▸ **Requirements**: Below is a block of records; repeat each one exactly.

------------------------------------------------

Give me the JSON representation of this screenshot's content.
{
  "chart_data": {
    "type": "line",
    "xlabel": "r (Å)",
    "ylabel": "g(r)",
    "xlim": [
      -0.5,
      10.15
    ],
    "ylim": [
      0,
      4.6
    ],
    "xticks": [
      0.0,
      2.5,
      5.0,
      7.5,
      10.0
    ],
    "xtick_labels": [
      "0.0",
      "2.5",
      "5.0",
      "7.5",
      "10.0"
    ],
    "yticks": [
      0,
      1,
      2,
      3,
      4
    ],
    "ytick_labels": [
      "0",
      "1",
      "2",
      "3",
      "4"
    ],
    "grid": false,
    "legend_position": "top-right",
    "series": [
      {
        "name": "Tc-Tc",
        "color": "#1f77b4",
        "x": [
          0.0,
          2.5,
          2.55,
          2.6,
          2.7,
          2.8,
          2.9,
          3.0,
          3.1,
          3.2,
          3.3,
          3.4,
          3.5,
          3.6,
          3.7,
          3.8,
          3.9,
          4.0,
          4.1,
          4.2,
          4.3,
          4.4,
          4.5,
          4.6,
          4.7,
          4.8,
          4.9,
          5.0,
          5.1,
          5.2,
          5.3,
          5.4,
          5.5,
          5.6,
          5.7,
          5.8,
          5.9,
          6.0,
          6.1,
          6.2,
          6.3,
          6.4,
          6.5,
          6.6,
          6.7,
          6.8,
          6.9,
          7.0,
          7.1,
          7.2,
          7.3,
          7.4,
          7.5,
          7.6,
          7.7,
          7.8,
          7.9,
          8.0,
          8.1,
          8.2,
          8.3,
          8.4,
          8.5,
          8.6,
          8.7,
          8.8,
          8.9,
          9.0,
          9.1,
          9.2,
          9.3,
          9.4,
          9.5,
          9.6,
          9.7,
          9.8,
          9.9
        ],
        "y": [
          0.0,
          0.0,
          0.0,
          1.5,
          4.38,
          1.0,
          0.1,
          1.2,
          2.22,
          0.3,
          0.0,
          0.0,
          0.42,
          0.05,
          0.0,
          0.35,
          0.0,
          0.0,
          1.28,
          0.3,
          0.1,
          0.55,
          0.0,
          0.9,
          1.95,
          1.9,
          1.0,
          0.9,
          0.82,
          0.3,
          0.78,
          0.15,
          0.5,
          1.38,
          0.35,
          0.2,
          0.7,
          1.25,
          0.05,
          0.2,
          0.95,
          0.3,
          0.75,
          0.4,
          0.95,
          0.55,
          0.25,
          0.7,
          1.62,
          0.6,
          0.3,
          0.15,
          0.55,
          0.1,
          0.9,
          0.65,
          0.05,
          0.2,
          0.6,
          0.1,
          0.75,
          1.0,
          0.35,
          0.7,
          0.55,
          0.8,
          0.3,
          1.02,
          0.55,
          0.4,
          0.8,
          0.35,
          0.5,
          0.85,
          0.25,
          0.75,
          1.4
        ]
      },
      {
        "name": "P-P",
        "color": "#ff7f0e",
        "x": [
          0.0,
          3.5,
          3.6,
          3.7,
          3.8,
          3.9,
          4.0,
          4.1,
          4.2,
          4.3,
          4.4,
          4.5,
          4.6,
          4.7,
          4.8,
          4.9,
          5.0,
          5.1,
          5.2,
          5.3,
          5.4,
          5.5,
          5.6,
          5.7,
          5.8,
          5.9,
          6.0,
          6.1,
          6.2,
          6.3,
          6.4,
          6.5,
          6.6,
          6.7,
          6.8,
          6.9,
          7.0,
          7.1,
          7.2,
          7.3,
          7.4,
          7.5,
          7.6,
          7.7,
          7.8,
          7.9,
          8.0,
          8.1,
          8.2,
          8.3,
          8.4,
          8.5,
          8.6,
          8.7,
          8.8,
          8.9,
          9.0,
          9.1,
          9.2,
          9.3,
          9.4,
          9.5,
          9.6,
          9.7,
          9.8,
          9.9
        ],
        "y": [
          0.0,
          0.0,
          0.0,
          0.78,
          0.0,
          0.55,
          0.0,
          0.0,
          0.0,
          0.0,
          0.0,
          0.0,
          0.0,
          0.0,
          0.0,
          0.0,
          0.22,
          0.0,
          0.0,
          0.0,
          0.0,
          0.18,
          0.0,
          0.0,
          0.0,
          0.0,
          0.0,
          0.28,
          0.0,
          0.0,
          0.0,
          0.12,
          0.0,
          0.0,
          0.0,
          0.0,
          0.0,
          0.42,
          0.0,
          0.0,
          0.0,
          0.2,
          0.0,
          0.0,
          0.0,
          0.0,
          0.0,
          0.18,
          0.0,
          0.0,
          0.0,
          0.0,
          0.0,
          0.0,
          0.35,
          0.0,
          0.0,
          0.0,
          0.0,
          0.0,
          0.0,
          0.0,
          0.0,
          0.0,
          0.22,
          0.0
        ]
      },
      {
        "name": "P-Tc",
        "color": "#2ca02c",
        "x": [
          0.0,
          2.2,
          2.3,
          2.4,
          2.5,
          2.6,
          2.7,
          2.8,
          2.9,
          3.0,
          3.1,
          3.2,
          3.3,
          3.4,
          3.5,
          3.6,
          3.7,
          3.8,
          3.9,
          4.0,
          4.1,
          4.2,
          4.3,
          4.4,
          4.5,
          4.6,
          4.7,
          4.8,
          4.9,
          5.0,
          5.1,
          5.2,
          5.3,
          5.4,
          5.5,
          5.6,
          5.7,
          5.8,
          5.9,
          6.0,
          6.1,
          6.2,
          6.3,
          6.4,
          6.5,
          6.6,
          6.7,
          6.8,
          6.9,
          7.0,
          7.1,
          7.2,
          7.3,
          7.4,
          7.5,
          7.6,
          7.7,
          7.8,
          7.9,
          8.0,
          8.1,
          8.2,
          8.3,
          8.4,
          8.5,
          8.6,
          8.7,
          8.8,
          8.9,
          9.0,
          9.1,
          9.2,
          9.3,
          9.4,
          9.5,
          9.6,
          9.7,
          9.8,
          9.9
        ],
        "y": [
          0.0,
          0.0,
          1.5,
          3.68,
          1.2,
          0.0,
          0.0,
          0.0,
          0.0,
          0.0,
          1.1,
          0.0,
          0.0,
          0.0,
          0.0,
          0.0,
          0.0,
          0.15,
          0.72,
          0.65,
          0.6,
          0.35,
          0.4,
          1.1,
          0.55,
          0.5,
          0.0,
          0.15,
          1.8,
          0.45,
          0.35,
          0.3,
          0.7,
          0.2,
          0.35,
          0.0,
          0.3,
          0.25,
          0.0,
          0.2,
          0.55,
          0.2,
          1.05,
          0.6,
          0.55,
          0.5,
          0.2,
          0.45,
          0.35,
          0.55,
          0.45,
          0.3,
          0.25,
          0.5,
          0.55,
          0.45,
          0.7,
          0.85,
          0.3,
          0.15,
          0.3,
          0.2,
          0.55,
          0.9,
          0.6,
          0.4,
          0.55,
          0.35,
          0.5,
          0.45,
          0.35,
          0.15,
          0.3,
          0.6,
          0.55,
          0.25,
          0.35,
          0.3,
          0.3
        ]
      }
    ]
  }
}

------------------------------------------------

▸ **Written solution**:
Give me the JSON representation of this screenshot's content.
{
  "chart_data": {
    "type": "line",
    "xlabel": "r (Å)",
    "ylabel": "g(r)",
    "xlim": [
      -0.5,
      10.15
    ],
    "ylim": [
      0,
      4.6
    ],
    "xticks": [
      0.0,
      2.5,
      5.0,
      7.5,
      10.0
    ],
    "xtick_labels": [
      "0.0",
      "2.5",
      "5.0",
      "7.5",
      "10.0"
    ],
    "yticks": [
      0,
      1,
      2,
      3,
      4
    ],
    "ytick_labels": [
      "0",
      "1",
      "2",
      "3",
      "4"
    ],
    "grid": false,
    "legend_position": "top-right",
    "series": [
      {
        "name": "Tc-Tc",
        "color": "#1f77b4",
        "x": [
          0.0,
          2.5,
          2.55,
          2.6,
          2.7,
          2.8,
          2.9,
          3.0,
          3.1,
          3.2,
          3.3,
          3.4,
          3.5,
          3.6,
          3.7,
          3.8,
          3.9,
          4.0,
          4.1,
          4.2,
          4.3,
          4.4,
          4.5,
          4.6,
          4.7,
          4.8,
          4.9,
          5.0,
          5.1,
          5.2,
          5.3,
          5.4,
          5.5,
          5.6,
          5.7,
          5.8,
          5.9,
          6.0,
          6.1,
          6.2,
          6.3,
          6.4,
          6.5,
          6.6,
          6.7,
          6.8,
          6.9,
          7.0,
          7.1,
          7.2,
          7.3,
          7.4,
          7.5,
          7.6,
          7.7,
          7.8,
          7.9,
          8.0,
          8.1,
          8.2,
          8.3,
          8.4,
          8.5,
          8.6,
          8.7,
          8.8,
          8.9,
          9.0,
          9.1,
          9.2,
          9.3,
          9.4,
          9.5,
          9.6,
          9.7,
          9.8,
          9.9
        ],
        "y": [
          0.0,
          0.0,
          0.0,
          1.5,
          4.38,
          1.0,
          0.1,
          1.2,
          2.22,
          0.3,
          0.0,
          0.0,
          0.42,
          0.05,
          0.0,
          0.35,
          0.0,
          0.0,
          1.28,
          0.3,
          0.1,
          0.55,
          0.0,
          0.9,
          1.95,
          1.9,
          1.0,
          0.9,
          0.82,
          0.3,
          0.78,
          0.15,
          0.5,
          1.38,
          0.35,
          0.2,
          0.7,
          1.25,
          0.05,
          0.2,
          0.95,
          0.3,
          0.75,
          0.4,
          0.95,
          0.55,
          0.25,
          0.7,
          1.62,
          0.6,
          0.3,
          0.15,
          0.55,
          0.1,
          0.9,
          0.65,
          0.05,
          0.2,
          0.6,
          0.1,
          0.75,
          1.0,
          0.35,
          0.7,
          0.55,
          0.8,
          0.3,
          1.02,
          0.55,
          0.4,
          0.8,
          0.35,
          0.5,
          0.85,
          0.25,
          0.75,
          1.4
        ]
      },
      {
        "name": "P-P",
        "color": "#ff7f0e",
        "x": [
          0.0,
          3.5,
          3.6,
          3.7,
          3.8,
          3.9,
          4.0,
          4.1,
          4.2,
          4.3,
          4.4,
          4.5,
          4.6,
          4.7,
          4.8,
          4.9,
          5.0,
          5.1,
          5.2,
          5.3,
          5.4,
          5.5,
          5.6,
          5.7,
          5.8,
          5.9,
          6.0,
          6.1,
          6.2,
          6.3,
          6.4,
          6.5,
          6.6,
          6.7,
          6.8,
          6.9,
          7.0,
          7.1,
          7.2,
          7.3,
          7.4,
          7.5,
          7.6,
          7.7,
          7.8,
          7.9,
          8.0,
          8.1,
          8.2,
          8.3,
          8.4,
          8.5,
          8.6,
          8.7,
          8.8,
          8.9,
          9.0,
          9.1,
          9.2,
          9.3,
          9.4,
          9.5,
          9.6,
          9.7,
          9.8,
          9.9
        ],
        "y": [
          0.0,
          0.0,
          0.0,
          0.78,
          0.0,
          0.55,
          0.0,
          0.0,
          0.0,
          0.0,
          0.0,
          0.0,
          0.0,
          0.0,
          0.0,
          0.0,
          0.22,
          0.0,
          0.0,
          0.0,
          0.0,
          0.18,
          0.0,
          0.0,
          0.0,
          0.0,
          0.0,
          0.28,
          0.0,
          0.0,
          0.0,
          0.12,
          0.0,
          0.0,
          0.0,
          0.0,
          0.0,
          0.42,
          0.0,
          0.0,
          0.0,
          0.2,
          0.0,
          0.0,
          0.0,
          0.0,
          0.0,
          0.18,
          0.0,
          0.0,
          0.0,
          0.0,
          0.0,
          0.0,
          0.35,
          0.0,
          0.0,
          0.0,
          0.0,
          0.0,
          0.0,
          0.0,
          0.0,
          0.0,
          0.22,
          0.0
        ]
      },
      {
        "name": "P-Tc",
        "color": "#2ca02c",
        "x": [
          0.0,
          2.2,
          2.3,
          2.4,
          2.5,
          2.6,
          2.7,
          2.8,
          2.9,
          3.0,
          3.1,
          3.2,
          3.3,
          3.4,
          3.5,
          3.6,
          3.7,
          3.8,
          3.9,
          4.0,
          4.1,
          4.2,
          4.3,
          4.4,
          4.5,
          4.6,
          4.7,
          4.8,
          4.9,
          5.0,
          5.1,
          5.2,
          5.3,
          5.4,
          5.5,
          5.6,
          5.7,
          5.8,
          5.9,
          6.0,
          6.1,
          6.2,
          6.3,
          6.4,
          6.5,
          6.6,
          6.7,
          6.8,
          6.9,
          7.0,
          7.1,
          7.2,
          7.3,
          7.4,
          7.5,
          7.6,
          7.7,
          7.8,
          7.9,
          8.0,
          8.1,
          8.2,
          8.3,
          8.4,
          8.5,
          8.6,
          8.7,
          8.8,
          8.9,
          9.0,
          9.1,
          9.2,
          9.3,
          9.4,
          9.5,
          9.6,
          9.7,
          9.8,
          9.9
        ],
        "y": [
          0.0,
          0.0,
          1.5,
          3.68,
          1.2,
          0.0,
          0.0,
          0.0,
          0.0,
          0.0,
          1.1,
          0.0,
          0.0,
          0.0,
          0.0,
          0.0,
          0.0,
          0.15,
          0.72,
          0.65,
          0.6,
          0.35,
          0.4,
          1.1,
          0.55,
          0.5,
          0.0,
          0.15,
          1.8,
          0.45,
          0.35,
          0.3,
          0.7,
          0.2,
          0.35,
          0.0,
          0.3,
          0.25,
          0.0,
          0.2,
          0.55,
          0.2,
          1.05,
          0.6,
          0.55,
          0.5,
          0.2,
          0.45,
          0.35,
          0.55,
          0.45,
          0.3,
          0.25,
          0.5,
          0.55,
          0.45,
          0.7,
          0.85,
          0.3,
          0.15,
          0.3,
          0.2,
          0.55,
          0.9,
          0.6,
          0.4,
          0.55,
          0.35,
          0.5,
          0.45,
          0.35,
          0.15,
          0.3,
          0.6,
          0.55,
          0.25,
          0.35,
          0.3,
          0.3
        ]
      }
    ]
  }
}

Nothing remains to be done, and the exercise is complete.